◆ Exercise details:
In the article on US China policy, what reason did Rice give in Tokyo for Japan serving as the "umbrella" for US policy in Asia? Answer in one to three sentences.

The URL of this article is: http://globalresearch.ca/articles/ENG504A.html


Coinciding with the re-election of George Bush we have seen a significant and strategic shift in US China policy. The shift involves a major upgrade of the US military security relationship with Japan. It portends major consequences for the dollar and world economic growth. Not surprisingly, the shift coincides with the near frantic efforts by China to secure energy security, particularly in oil and natural gas, through major deals with Iran, Russia, Canada and Venezuela, sometimes referred to as the BRIC alliance group of states.

The March visit to Tokyo, Seoul and Beijing by Secretary of State Condoleezza Rice, underscored the new Administration policy of trying to set Japan into motion against the growing economic and political clout of China in the region. The consequences of a new and deepening strategic opposition between China and Japan for world economic and financial health are potentially considerable.

In Tokyo March 21 Rice declared that Japan would be the ‘umbrella’ for US policy (read Trojan Horse) in Asia, since both Tokyo and Washington "have already chosen a common set of values and understandings" (sic). She went on to cite the "rise of China as a new factor in global politics." True enough, but the tone was markedly negative in comparison to US China policy since September 2001. "The internal evolution of China is still undefined" Rice added, naming "issues of freedom of religion, human rights…Taiwan" as "matters of concern that could take a wrong turn." She stated, provocatively, "we want to prod, push and persuade China…" The fact that she chose Tokyo to deliver the remarks was no doubt understood clearly enough in Beijing. Washington has put China squarely and openly on its radar screen for potential "regime change" and other fine things.

Stored items:
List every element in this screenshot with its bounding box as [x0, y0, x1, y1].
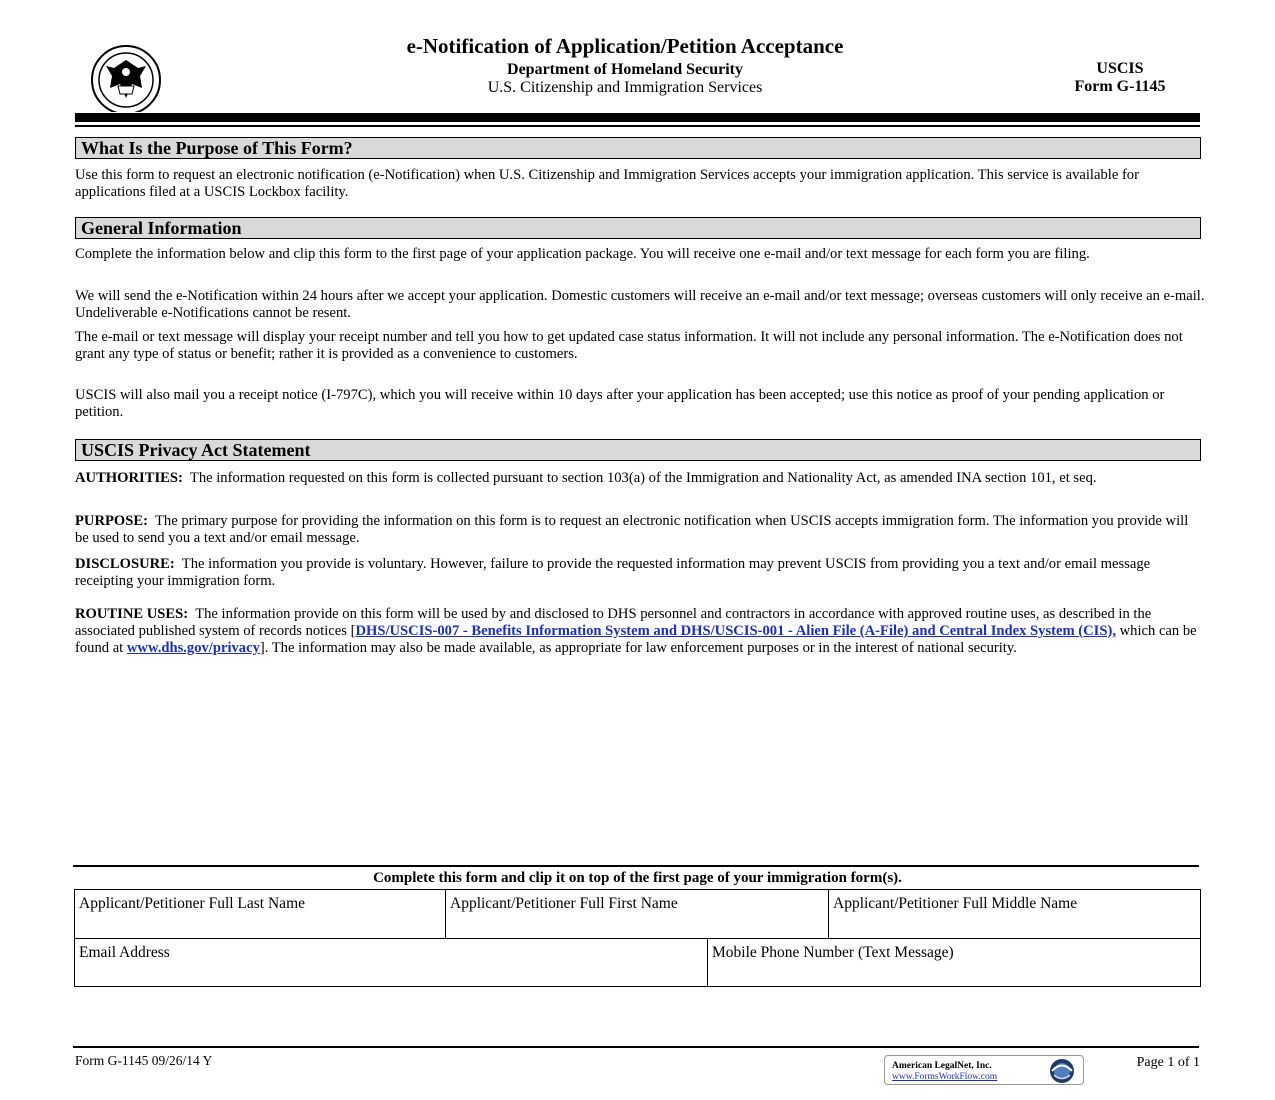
disclosure-label: DISCLOSURE:: [75, 556, 175, 572]
email-label: Email Address: [79, 944, 170, 961]
privacy-disclosure: [75, 556, 1205, 590]
form-edition: Form G-1145 09/26/14 Y: [75, 1053, 213, 1068]
privacy-authorities: [75, 470, 1205, 487]
email-field[interactable]: [74, 938, 708, 987]
routine-text-3: ]. The information may also be made available, as appropriate for law enforcement purposes or in the interest of national security.: [259, 640, 1017, 656]
phone-label: Mobile Phone Number (Text Message): [712, 944, 954, 961]
authorities-text: The information requested on this form is collected pursuant to section 103(a) of the Immigration and Nationality Act, as amended INA section 101, et seq.: [189, 470, 1097, 486]
general-paragraph-2: We will send the e-Notification within 24 hours after we accept your application. Domestic customers will receive an e-mail and/or text message; overseas customers will only receive an e-mail. Undeliverable e-Notifications cannot be resent.: [75, 288, 1205, 321]
footer-divider: [73, 1046, 1199, 1048]
dhs-privacy-link[interactable]: www.dhs.gov/privacy: [126, 640, 260, 656]
routine-text-1: The information provide on this form will be used by and disclosed to DHS personnel and contractors in accordance with approved routine uses, as described in the associated published system of records notices [: [75, 606, 1152, 639]
publisher-logo-icon: [1044, 1058, 1080, 1089]
header-divider-thin: [75, 125, 1200, 127]
general-paragraph-1: Complete the information below and clip this form to the first page of your application package. You will receive one e-mail and/or text message for each form you are filing.: [75, 246, 1090, 262]
last-name-field[interactable]: [74, 889, 446, 939]
middle-name-label: Applicant/Petitioner Full Middle Name: [833, 895, 1078, 912]
first-name-field[interactable]: [445, 889, 829, 939]
header-divider-thick: [75, 113, 1200, 122]
section-heading-purpose: What Is the Purpose of This Form?: [75, 137, 1201, 159]
last-name-label: Applicant/Petitioner Full Last Name: [79, 895, 305, 912]
department-name: Department of Homeland Security: [507, 61, 743, 78]
privacy-routine-uses: [75, 606, 1205, 657]
section-heading-privacy: USCIS Privacy Act Statement: [75, 439, 1201, 461]
privacy-purpose: [75, 513, 1205, 547]
page-number: Page 1 of 1: [1136, 1055, 1200, 1070]
publisher-name: American LegalNet, Inc.: [892, 1061, 992, 1071]
general-paragraph-4: USCIS will also mail you a receipt notice (I-797C), which you will receive within 10 days after your application has been accepted; use this notice as proof of your pending application or petition.: [75, 387, 1165, 420]
routine-label: ROUTINE USES:: [75, 606, 189, 622]
publisher-url[interactable]: www.FormsWorkFlow.com: [892, 1072, 998, 1082]
section-heading-general: General Information: [75, 217, 1201, 239]
agency-name: U.S. Citizenship and Immigration Services: [487, 79, 763, 96]
page-title: e-Notification of Application/Petition Acceptance: [406, 34, 844, 58]
form-divider: [73, 865, 1199, 867]
middle-name-field[interactable]: [828, 889, 1201, 939]
mobile-phone-field[interactable]: [707, 938, 1201, 987]
sorn-link[interactable]: DHS/USCIS-007 - Benefits Information System and DHS/USCIS-001 - Alien File (A-File) and Central Index System (CIS),: [355, 623, 1116, 639]
form-number: Form G-1145: [1074, 78, 1166, 95]
purpose-paragraph: Use this form to request an electronic notification (e-Notification) when U.S. Citizenship and Immigration Services accepts your immigration application. This service is available for applications filed at a USCIS Lockbox facility.: [75, 167, 1139, 200]
general-paragraph-3: The e-mail or text message will display your receipt number and tell you how to get updated case status information. It will not include any personal information. The e-Notification does not grant any type of status or benefit; rather it is provided as a convenience to customers.: [75, 329, 1183, 362]
form-instruction: Complete this form and clip it on top of the first page of your immigration form(s).: [373, 870, 902, 886]
authorities-label: AUTHORITIES:: [75, 470, 183, 486]
disclosure-text: The information you provide is voluntary. However, failure to provide the requested information may prevent USCIS from providing you a text and/or email message receipting your immigration form.: [75, 556, 1151, 589]
routine-text-2: which can be found at: [75, 623, 1197, 656]
dhs-seal-icon: [76, 42, 176, 112]
agency-short: USCIS: [1096, 60, 1144, 77]
first-name-label: Applicant/Petitioner Full First Name: [450, 895, 678, 912]
purpose-label: PURPOSE:: [75, 513, 148, 529]
purpose-text: The primary purpose for providing the information on this form is to request an electronic notification when USCIS accepts immigration form. The information you provide will be used to send you a text and/or email message.: [75, 513, 1189, 546]
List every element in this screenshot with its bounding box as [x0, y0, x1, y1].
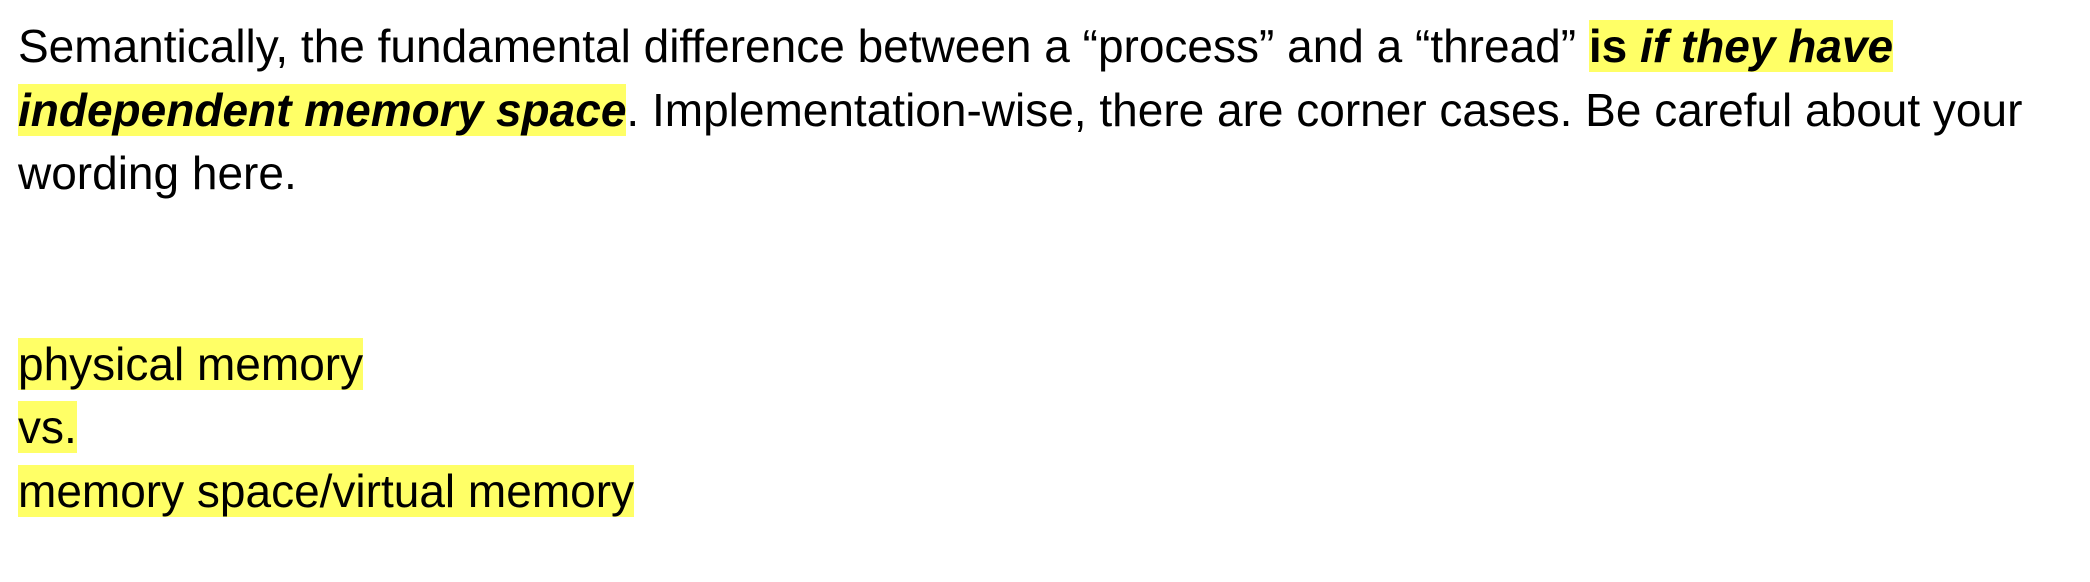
highlighted-bold-italic-text: if they have independent memory space	[18, 20, 1894, 136]
memory-note-line	[18, 333, 2068, 397]
versus-text: vs.	[18, 401, 77, 453]
highlighted-bold-text: is	[1588, 20, 1641, 72]
comment-paragraph	[18, 15, 2068, 206]
paragraph-tail-text: . Implementation-wise, there are corner cases. Be careful about your wording here.	[18, 83, 2023, 199]
memory-note-line	[18, 396, 2068, 460]
paragraph-lead-text: Semantically, the fundamental difference between a “process” and a “thread”	[18, 20, 1589, 72]
blank-lines	[18, 206, 2068, 333]
memory-notes	[18, 333, 2068, 524]
document-body	[18, 15, 2068, 523]
virtual-memory-text: memory space/virtual memory	[18, 464, 635, 517]
physical-memory-text: physical memory	[18, 337, 364, 390]
memory-note-line	[18, 460, 2068, 524]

◆ Task output:
Rice said Japan would be the "umbrella" for US policy in Asia because Tokyo and Washington "have already chosen a common set of values and understandings."